Problem:
Count how many lines in this material contain "annual". The answer is that number alone.

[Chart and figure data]
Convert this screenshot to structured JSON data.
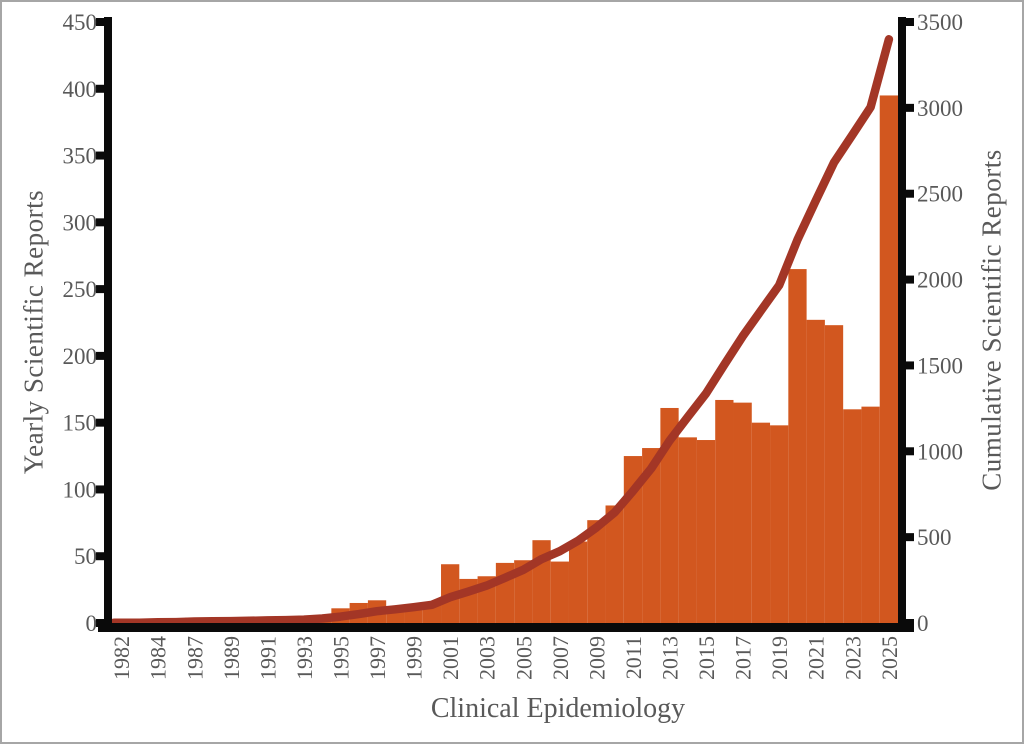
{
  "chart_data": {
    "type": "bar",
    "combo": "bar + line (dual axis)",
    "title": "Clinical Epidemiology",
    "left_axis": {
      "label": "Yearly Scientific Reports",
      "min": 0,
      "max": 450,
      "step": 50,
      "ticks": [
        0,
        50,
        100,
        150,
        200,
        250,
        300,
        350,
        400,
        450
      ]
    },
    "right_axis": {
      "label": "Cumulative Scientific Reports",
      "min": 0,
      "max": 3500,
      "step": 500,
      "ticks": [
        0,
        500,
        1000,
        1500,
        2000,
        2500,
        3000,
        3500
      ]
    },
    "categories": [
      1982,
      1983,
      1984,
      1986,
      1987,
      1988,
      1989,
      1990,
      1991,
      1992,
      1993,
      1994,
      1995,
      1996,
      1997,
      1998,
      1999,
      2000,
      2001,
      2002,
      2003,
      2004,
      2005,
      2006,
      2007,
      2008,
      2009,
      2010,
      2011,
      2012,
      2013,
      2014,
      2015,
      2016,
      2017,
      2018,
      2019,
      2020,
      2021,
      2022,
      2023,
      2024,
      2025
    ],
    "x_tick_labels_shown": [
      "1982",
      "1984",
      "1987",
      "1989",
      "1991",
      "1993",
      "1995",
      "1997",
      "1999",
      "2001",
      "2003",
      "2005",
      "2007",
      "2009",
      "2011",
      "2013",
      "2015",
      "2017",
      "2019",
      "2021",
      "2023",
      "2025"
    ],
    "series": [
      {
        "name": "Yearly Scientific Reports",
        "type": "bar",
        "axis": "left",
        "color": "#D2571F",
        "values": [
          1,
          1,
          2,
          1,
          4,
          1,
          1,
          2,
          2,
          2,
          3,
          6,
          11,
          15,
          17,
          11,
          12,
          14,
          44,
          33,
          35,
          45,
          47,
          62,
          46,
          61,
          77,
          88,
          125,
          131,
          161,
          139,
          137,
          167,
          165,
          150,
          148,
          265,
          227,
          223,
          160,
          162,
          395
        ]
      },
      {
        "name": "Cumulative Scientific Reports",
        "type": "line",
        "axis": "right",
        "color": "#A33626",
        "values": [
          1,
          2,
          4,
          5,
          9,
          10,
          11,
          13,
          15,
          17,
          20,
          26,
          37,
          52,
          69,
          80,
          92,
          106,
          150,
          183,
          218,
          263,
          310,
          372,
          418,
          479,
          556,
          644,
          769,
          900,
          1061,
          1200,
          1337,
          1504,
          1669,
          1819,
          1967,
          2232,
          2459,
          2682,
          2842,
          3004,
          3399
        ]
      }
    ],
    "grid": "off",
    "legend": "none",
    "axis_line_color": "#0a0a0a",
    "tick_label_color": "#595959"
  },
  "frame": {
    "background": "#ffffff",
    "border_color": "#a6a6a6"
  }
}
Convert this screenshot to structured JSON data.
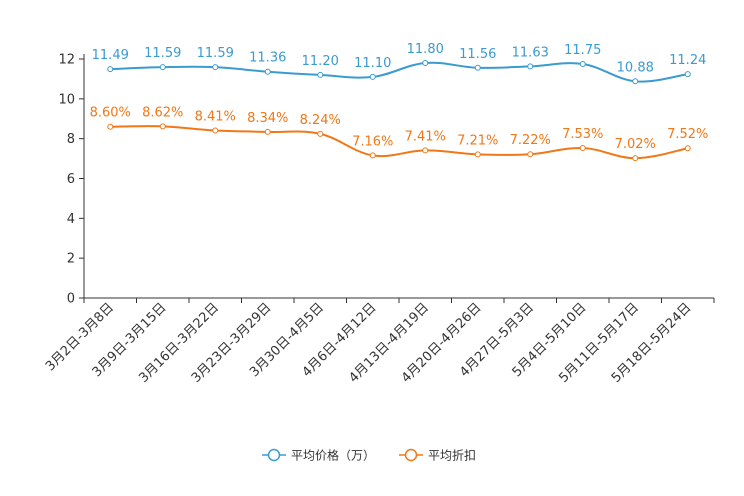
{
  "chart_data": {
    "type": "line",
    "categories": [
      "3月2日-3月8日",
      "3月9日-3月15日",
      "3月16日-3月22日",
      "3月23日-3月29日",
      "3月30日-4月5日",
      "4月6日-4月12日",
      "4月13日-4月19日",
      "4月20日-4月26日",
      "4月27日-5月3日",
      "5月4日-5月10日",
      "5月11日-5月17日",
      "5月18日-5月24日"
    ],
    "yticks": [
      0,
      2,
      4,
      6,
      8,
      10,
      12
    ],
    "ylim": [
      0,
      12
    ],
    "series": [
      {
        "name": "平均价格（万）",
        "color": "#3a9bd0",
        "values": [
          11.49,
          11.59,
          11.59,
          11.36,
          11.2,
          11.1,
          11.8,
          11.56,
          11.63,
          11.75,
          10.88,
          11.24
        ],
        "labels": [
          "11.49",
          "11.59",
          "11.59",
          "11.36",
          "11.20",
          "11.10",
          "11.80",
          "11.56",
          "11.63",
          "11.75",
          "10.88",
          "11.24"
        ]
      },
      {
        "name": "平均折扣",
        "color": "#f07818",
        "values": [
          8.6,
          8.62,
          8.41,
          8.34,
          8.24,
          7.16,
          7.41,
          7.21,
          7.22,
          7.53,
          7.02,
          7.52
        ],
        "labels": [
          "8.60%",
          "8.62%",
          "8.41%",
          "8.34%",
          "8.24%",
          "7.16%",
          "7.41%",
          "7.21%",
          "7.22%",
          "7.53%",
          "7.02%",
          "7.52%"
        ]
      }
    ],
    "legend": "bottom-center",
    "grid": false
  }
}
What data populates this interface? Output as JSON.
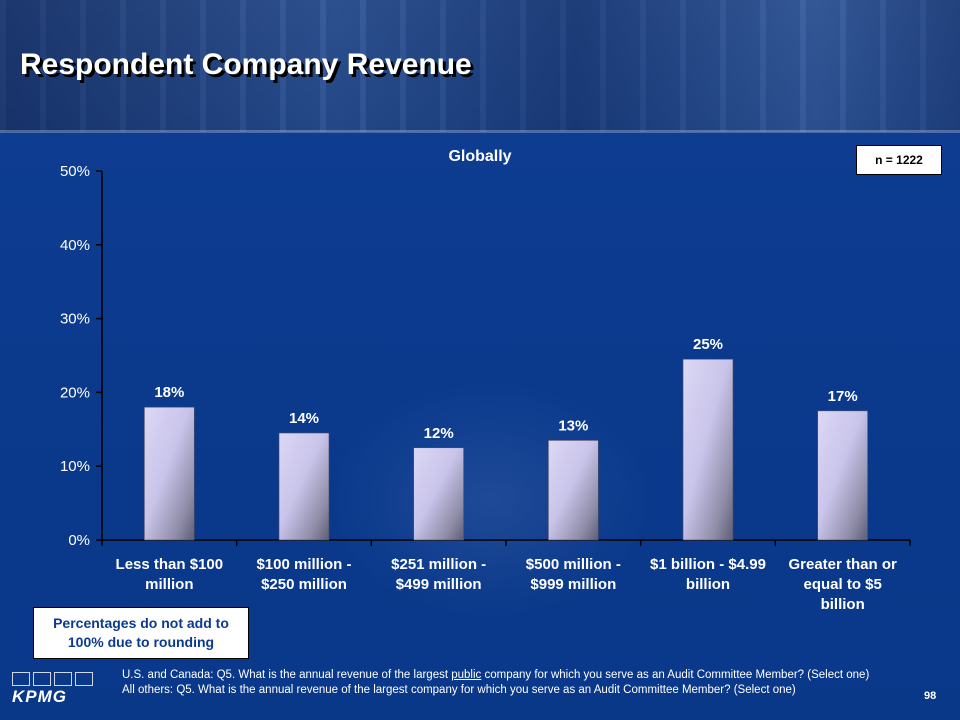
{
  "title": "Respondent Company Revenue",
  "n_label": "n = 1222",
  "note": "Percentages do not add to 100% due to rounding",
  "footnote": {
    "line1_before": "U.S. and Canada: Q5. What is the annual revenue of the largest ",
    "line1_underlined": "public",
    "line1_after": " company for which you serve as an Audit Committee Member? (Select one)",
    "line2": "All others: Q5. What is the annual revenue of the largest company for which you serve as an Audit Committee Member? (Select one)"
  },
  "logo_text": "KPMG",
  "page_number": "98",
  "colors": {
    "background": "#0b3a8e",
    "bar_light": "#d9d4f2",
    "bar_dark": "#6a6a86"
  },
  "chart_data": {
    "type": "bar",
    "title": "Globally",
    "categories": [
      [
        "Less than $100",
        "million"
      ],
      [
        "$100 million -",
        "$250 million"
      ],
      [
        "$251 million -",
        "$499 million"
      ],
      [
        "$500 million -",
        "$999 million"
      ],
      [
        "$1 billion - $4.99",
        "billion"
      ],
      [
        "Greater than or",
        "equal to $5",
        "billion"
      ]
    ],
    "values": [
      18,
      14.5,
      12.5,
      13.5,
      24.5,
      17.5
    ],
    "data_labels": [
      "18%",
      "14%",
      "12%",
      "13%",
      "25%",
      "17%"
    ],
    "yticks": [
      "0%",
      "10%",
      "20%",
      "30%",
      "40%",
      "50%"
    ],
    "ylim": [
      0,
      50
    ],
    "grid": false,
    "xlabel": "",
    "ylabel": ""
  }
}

Solution for this task:
2